> _Description of the task_: Exclude the pictures, then copy all remaining records exactly.

> _Data for this task_:
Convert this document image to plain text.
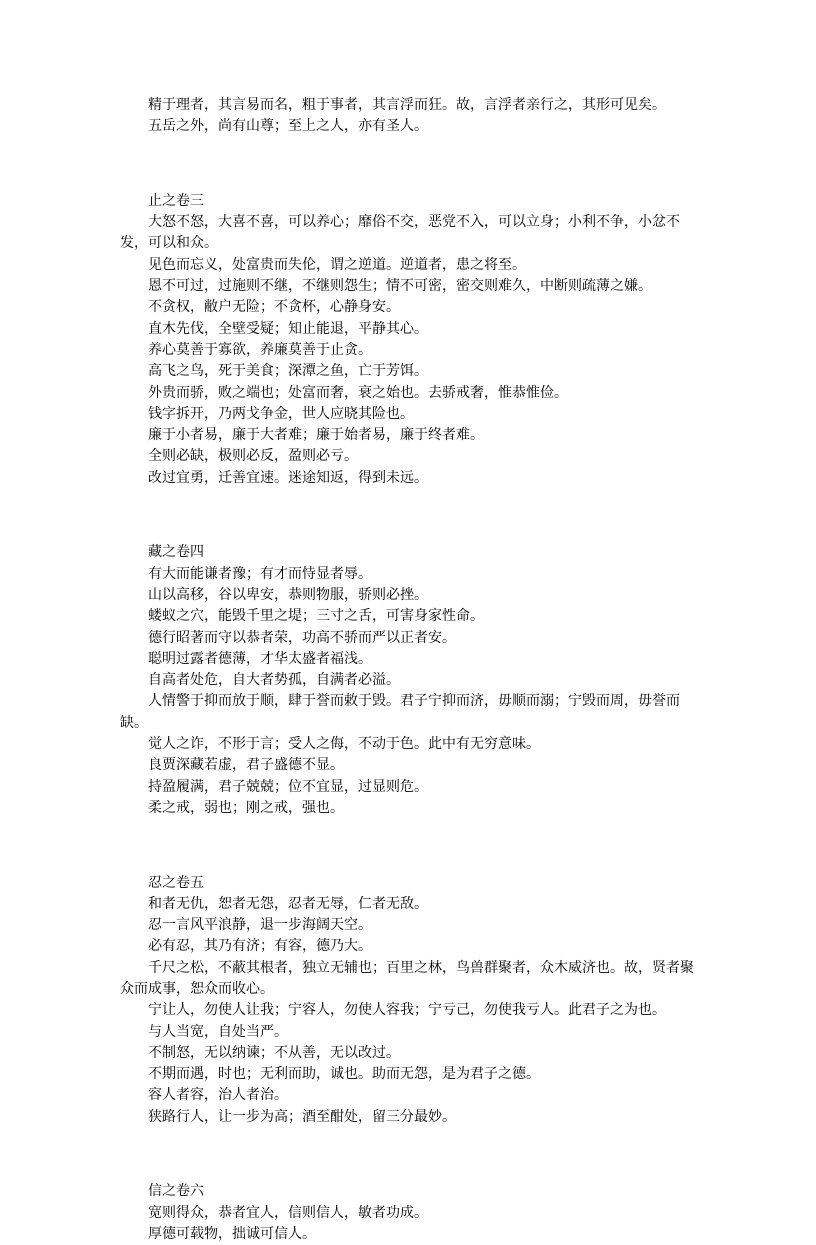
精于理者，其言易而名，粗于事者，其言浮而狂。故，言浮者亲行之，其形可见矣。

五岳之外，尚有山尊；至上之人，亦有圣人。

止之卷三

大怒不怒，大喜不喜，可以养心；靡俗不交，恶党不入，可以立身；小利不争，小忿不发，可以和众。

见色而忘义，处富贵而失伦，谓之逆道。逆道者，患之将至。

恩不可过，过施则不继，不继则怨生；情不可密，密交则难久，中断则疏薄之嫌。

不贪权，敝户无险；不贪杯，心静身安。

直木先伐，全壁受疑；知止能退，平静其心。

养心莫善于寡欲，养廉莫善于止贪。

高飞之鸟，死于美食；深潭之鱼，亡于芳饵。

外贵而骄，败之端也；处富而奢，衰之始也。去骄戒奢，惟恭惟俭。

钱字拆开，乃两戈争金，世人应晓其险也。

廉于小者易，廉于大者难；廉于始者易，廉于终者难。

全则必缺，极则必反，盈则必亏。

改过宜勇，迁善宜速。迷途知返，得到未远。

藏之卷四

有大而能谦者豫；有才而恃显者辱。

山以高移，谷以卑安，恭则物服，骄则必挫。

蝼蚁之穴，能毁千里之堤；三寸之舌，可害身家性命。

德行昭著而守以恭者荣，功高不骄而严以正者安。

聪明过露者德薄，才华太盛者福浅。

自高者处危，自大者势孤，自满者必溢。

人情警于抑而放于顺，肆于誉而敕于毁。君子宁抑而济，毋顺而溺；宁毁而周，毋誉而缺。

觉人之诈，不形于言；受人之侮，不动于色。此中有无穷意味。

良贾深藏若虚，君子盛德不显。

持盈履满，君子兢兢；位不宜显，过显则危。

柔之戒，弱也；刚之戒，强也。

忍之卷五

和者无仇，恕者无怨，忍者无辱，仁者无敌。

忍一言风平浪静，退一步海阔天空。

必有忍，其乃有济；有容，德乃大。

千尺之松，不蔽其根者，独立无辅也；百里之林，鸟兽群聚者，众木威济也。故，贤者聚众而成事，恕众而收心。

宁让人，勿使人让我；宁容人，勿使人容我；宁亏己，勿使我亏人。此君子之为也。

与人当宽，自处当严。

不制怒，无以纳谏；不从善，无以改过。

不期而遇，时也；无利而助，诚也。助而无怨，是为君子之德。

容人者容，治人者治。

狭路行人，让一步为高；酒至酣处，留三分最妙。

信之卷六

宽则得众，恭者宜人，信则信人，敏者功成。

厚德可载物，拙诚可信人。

> _The completed task_:
Convert this document image to plain text.
精于理者，其言易而名，粗于事者，其言浮而狂。故，言浮者亲行之，其形可见矣。

五岳之外，尚有山尊；至上之人，亦有圣人。

止之卷三

大怒不怒，大喜不喜，可以养心；靡俗不交，恶党不入，可以立身；小利不争，小忿不发，可以和众。

见色而忘义，处富贵而失伦，谓之逆道。逆道者，患之将至。

恩不可过，过施则不继，不继则怨生；情不可密，密交则难久，中断则疏薄之嫌。

不贪权，敝户无险；不贪杯，心静身安。

直木先伐，全壁受疑；知止能退，平静其心。

养心莫善于寡欲，养廉莫善于止贪。

高飞之鸟，死于美食；深潭之鱼，亡于芳饵。

外贵而骄，败之端也；处富而奢，衰之始也。去骄戒奢，惟恭惟俭。

钱字拆开，乃两戈争金，世人应晓其险也。

廉于小者易，廉于大者难；廉于始者易，廉于终者难。

全则必缺，极则必反，盈则必亏。

改过宜勇，迁善宜速。迷途知返，得到未远。

藏之卷四

有大而能谦者豫；有才而恃显者辱。

山以高移，谷以卑安，恭则物服，骄则必挫。

蝼蚁之穴，能毁千里之堤；三寸之舌，可害身家性命。

德行昭著而守以恭者荣，功高不骄而严以正者安。

聪明过露者德薄，才华太盛者福浅。

自高者处危，自大者势孤，自满者必溢。

人情警于抑而放于顺，肆于誉而敕于毁。君子宁抑而济，毋顺而溺；宁毁而周，毋誉而缺。

觉人之诈，不形于言；受人之侮，不动于色。此中有无穷意味。

良贾深藏若虚，君子盛德不显。

持盈履满，君子兢兢；位不宜显，过显则危。

柔之戒，弱也；刚之戒，强也。

忍之卷五

和者无仇，恕者无怨，忍者无辱，仁者无敌。

忍一言风平浪静，退一步海阔天空。

必有忍，其乃有济；有容，德乃大。

千尺之松，不蔽其根者，独立无辅也；百里之林，鸟兽群聚者，众木威济也。故，贤者聚众而成事，恕众而收心。

宁让人，勿使人让我；宁容人，勿使人容我；宁亏己，勿使我亏人。此君子之为也。

与人当宽，自处当严。

不制怒，无以纳谏；不从善，无以改过。

不期而遇，时也；无利而助，诚也。助而无怨，是为君子之德。

容人者容，治人者治。

狭路行人，让一步为高；酒至酣处，留三分最妙。

信之卷六

宽则得众，恭者宜人，信则信人，敏者功成。

厚德可载物，拙诚可信人。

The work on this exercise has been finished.